Find and copy each line of the records where the string "опасным" shows up.

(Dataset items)
* * *

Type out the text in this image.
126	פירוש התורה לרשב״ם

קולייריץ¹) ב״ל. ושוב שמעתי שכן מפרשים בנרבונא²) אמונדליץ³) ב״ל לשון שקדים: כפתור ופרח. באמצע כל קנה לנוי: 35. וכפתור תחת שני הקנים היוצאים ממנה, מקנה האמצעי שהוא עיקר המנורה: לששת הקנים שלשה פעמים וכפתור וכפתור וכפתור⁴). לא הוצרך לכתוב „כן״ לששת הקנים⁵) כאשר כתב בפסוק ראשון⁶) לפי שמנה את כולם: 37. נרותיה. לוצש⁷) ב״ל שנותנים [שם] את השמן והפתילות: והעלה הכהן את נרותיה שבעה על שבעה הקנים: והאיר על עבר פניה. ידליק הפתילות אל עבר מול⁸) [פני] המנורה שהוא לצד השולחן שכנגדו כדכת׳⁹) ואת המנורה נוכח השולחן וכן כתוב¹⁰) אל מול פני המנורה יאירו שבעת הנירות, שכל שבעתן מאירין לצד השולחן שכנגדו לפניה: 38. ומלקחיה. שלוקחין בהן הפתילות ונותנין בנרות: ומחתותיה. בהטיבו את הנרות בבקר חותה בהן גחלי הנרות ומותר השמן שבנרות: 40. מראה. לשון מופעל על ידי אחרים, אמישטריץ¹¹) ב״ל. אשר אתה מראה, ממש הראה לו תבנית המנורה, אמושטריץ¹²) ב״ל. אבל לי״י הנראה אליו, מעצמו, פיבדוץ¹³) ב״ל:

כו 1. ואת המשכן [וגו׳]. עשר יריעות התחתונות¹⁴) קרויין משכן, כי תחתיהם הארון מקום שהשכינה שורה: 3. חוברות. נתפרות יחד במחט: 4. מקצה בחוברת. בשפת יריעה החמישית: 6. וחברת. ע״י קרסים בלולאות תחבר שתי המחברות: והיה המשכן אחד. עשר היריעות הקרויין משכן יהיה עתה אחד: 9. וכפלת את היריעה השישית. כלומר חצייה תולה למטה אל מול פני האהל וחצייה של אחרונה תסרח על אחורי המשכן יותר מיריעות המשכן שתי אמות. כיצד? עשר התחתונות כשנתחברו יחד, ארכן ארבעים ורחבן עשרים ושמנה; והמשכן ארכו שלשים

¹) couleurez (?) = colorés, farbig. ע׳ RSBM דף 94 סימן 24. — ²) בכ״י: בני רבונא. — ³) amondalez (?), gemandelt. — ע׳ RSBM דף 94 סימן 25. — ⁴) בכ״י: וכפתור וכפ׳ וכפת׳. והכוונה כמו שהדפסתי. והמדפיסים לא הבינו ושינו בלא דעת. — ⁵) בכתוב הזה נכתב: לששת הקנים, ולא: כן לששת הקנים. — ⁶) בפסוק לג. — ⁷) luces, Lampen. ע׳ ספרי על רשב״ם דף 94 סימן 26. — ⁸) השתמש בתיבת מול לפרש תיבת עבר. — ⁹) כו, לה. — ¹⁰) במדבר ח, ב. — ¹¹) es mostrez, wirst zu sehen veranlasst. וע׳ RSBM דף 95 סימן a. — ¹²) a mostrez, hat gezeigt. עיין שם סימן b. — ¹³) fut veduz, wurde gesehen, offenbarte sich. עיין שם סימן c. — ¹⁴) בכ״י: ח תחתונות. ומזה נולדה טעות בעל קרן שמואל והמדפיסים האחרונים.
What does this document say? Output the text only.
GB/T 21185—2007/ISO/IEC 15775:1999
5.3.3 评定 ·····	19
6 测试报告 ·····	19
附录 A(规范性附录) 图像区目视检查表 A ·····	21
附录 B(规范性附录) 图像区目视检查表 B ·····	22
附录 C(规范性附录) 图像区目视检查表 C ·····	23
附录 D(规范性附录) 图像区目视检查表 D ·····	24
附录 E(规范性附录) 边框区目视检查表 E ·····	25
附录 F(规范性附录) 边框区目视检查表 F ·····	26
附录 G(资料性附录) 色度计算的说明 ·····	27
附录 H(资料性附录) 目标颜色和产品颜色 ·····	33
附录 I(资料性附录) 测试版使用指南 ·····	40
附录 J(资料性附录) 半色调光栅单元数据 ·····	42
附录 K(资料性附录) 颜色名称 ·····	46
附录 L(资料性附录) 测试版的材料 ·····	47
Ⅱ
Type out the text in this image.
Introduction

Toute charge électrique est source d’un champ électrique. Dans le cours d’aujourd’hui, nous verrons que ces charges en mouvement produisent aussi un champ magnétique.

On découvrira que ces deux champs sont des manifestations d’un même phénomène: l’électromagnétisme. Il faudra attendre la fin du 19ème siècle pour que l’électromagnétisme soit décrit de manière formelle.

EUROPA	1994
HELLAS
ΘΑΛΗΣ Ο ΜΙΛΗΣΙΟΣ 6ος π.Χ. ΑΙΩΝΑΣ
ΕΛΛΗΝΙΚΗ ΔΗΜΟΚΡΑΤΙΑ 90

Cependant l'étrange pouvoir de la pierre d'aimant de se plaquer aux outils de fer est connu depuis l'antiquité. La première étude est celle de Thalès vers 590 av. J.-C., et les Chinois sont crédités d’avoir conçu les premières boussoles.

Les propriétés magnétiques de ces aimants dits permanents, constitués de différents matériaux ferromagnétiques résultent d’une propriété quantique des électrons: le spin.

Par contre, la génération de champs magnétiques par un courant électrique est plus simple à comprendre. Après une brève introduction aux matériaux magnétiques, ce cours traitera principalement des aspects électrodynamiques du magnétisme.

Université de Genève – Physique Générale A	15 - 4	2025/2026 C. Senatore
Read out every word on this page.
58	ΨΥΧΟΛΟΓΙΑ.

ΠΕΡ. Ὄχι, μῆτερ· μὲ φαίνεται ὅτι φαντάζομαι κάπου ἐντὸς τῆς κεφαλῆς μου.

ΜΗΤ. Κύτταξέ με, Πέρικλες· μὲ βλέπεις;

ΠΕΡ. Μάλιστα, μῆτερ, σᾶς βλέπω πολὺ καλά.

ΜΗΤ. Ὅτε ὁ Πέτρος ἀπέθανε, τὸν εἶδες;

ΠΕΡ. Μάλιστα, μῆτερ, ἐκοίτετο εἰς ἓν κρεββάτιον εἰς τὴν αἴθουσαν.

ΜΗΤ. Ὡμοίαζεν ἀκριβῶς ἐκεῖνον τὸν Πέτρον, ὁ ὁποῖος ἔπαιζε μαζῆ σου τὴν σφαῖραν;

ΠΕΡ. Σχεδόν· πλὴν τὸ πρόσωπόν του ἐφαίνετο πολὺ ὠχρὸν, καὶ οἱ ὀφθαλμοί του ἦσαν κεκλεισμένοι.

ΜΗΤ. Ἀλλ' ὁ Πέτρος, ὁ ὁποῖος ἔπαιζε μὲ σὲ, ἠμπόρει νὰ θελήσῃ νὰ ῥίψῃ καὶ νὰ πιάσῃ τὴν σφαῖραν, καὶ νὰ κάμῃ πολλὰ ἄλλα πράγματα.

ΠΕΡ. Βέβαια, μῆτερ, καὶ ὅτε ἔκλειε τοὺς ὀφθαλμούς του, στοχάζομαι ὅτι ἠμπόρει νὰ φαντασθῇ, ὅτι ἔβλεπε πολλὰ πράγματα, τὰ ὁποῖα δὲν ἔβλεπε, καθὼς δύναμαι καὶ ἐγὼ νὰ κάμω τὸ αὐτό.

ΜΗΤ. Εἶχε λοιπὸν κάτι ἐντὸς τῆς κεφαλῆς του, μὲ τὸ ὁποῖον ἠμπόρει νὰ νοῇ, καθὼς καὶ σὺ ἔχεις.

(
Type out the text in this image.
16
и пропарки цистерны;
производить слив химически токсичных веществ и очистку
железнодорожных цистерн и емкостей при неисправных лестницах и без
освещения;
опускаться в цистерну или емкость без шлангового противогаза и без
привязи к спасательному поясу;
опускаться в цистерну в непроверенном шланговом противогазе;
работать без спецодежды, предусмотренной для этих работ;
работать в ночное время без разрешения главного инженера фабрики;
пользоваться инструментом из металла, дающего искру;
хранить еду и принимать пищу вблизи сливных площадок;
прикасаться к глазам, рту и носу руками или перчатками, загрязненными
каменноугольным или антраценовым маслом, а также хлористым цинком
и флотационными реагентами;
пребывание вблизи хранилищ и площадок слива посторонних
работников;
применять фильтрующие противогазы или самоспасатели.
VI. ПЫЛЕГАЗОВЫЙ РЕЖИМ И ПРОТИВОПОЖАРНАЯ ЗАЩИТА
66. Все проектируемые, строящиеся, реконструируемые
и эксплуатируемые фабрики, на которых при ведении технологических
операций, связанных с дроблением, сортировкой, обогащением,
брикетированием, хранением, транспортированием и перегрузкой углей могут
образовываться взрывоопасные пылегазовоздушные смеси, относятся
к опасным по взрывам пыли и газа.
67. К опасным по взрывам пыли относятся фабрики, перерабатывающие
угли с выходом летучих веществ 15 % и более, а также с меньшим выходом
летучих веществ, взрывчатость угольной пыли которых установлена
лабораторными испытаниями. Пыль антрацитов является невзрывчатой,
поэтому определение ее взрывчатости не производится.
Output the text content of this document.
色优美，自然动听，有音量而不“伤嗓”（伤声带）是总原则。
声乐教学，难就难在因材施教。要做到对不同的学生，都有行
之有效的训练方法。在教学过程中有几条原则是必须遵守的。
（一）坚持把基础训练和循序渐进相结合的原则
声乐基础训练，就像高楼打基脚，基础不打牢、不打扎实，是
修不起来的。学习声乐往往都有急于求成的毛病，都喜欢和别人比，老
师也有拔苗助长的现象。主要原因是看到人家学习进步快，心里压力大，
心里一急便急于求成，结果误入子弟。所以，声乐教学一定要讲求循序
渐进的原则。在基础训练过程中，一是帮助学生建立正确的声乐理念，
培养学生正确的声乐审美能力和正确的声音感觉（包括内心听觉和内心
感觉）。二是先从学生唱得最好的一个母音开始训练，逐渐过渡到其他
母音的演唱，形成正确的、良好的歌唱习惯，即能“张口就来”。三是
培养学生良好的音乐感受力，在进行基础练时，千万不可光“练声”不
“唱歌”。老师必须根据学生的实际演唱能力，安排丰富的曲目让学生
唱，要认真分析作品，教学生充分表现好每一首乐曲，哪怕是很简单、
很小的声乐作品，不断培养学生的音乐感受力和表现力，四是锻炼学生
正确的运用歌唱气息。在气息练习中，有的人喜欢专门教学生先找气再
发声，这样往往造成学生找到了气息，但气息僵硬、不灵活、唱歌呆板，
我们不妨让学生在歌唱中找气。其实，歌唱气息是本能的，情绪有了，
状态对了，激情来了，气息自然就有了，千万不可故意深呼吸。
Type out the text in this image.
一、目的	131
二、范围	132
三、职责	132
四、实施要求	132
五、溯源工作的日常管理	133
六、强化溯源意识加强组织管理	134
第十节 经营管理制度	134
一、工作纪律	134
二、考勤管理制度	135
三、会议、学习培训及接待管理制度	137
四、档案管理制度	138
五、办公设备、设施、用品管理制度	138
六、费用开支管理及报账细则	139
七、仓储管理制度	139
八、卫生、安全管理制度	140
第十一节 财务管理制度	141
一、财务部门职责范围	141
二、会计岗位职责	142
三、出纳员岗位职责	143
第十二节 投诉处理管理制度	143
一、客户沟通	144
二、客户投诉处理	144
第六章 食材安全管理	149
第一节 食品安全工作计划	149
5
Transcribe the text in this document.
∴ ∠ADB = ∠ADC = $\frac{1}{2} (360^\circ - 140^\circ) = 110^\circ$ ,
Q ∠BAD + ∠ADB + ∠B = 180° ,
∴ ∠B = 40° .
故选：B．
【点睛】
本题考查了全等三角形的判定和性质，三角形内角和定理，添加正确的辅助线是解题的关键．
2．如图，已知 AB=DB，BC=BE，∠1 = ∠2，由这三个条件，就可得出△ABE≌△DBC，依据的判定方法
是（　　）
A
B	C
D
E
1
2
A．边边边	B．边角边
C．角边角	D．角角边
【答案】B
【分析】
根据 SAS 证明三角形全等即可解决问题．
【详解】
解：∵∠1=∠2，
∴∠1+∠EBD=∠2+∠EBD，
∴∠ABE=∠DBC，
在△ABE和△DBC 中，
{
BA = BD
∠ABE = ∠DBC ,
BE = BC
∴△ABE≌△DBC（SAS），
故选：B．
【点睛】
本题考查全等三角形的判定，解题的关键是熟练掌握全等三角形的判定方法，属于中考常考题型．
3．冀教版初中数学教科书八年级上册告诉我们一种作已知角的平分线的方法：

* * *

* _RESPONSE TO THIS EXERCISE_
к опасным по взрывам пыли и газа.
67. К опасным по взрывам пыли относятся фабрики, перерабатывающие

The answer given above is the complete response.